She wrote the international best seller "The Second Sex," published in 1949 and regarded as a foundation stone of the women's liberation movement worldwide. She was an ardent champion of women's rights and a fundamental philosopher of the movement.
Constantly at Sartre's side during his leftist crusades, De Beauvoir never lost sight of her commitment to women's liberation. It was the main theme of her prolific and mostly autobiographical writing, and it shaped her life from early childhood to her death.
Sartre died in 1980. They never married, and each had numerous other love affairs. The two maintained separate but nearby apartments during their 50 years together.
In "The Second Sex," De Beauvoir described marriage as an "obscene bourgeois institution" because it reduced to a litany of rights and duties what she felt should be a partnership of equals based on mutual and spontaneous attraction.
De Beauvoir's critics accused her of being remote, cerebral and humorless in her treatment of women's issues.
De Beauvoir and Sartre despised most social conventions, shunned fashionable literary gatherings and other social activities of the Paris elite. They entertained only close personal friends.
De Beauvoir was beside Sartre many times when police arrested them for participating in leftist demonstrations. Together, they edited extreme-left publications that were repeatedly banned by French authorities.

STORED DATA
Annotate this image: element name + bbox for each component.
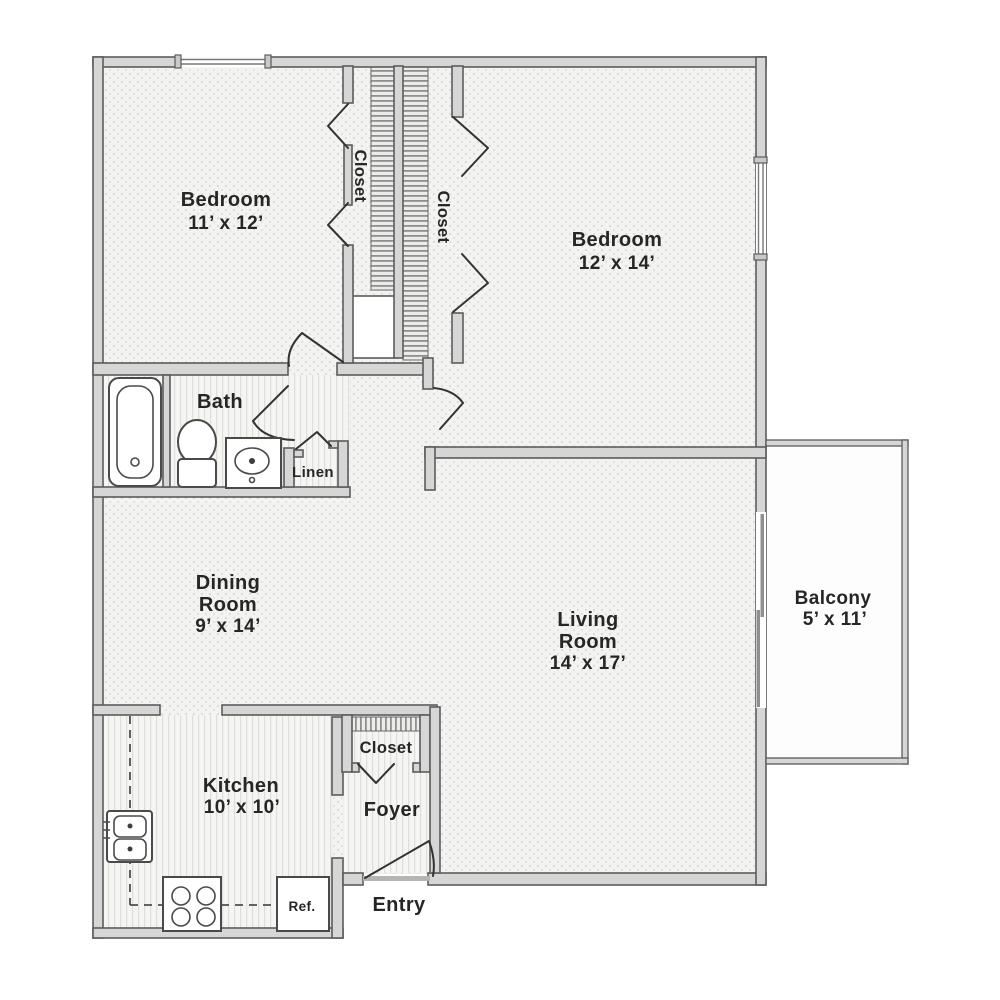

EXERCISE REQUIREMENTS
a: Answer these questions using the text about De Beauvoir:
(i) In what year was "The Second Sex" published?
(ii) In what year did Sartre die?
(iii) How many years were De Beauvoir and Sartre together?
b: Repeat the part of the text about De Beauvoir that opens with the words containing "Sartre died in" and closes with "50 years together.".

ANSWERS TO THE EXERCISE
a:
(i) 1949
(ii) 1980
(iii) 50 years

b:
Sartre died in 1980. They never married, and each had numerous other love affairs. The two maintained separate but nearby apartments during their 50 years together.